### Goal of the exercise
The material below should be written out in full and exactly; pictures stay out of the copy.
<<<<
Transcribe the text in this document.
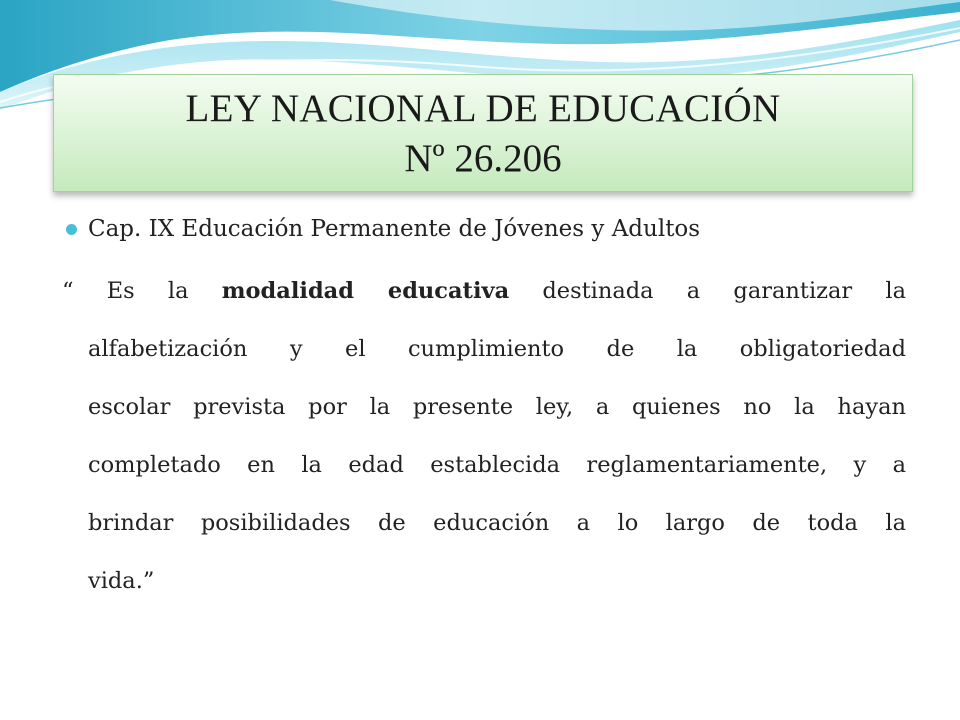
LEY NACIONAL DE EDUCACIÓN
Nº 26.206
Cap. IX Educación Permanente de Jóvenes y Adultos
“ Es la modalidad educativa destinada a garantizar la
alfabetización y el cumplimiento de la obligatoriedad
escolar prevista por la presente ley, a quienes no la hayan
completado en la edad establecida reglamentariamente, y a
brindar posibilidades de educación a lo largo de toda la
vida.”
>>>>
### Task solution
Transcribe the text in this document.
LEY NACIONAL DE EDUCACIÓN
Nº 26.206
Cap. IX Educación Permanente de Jóvenes y Adultos
“ Es la modalidad educativa destinada a garantizar la
alfabetización y el cumplimiento de la obligatoriedad
escolar prevista por la presente ley, a quienes no la hayan
completado en la edad establecida reglamentariamente, y a
brindar posibilidades de educación a lo largo de toda la
vida.”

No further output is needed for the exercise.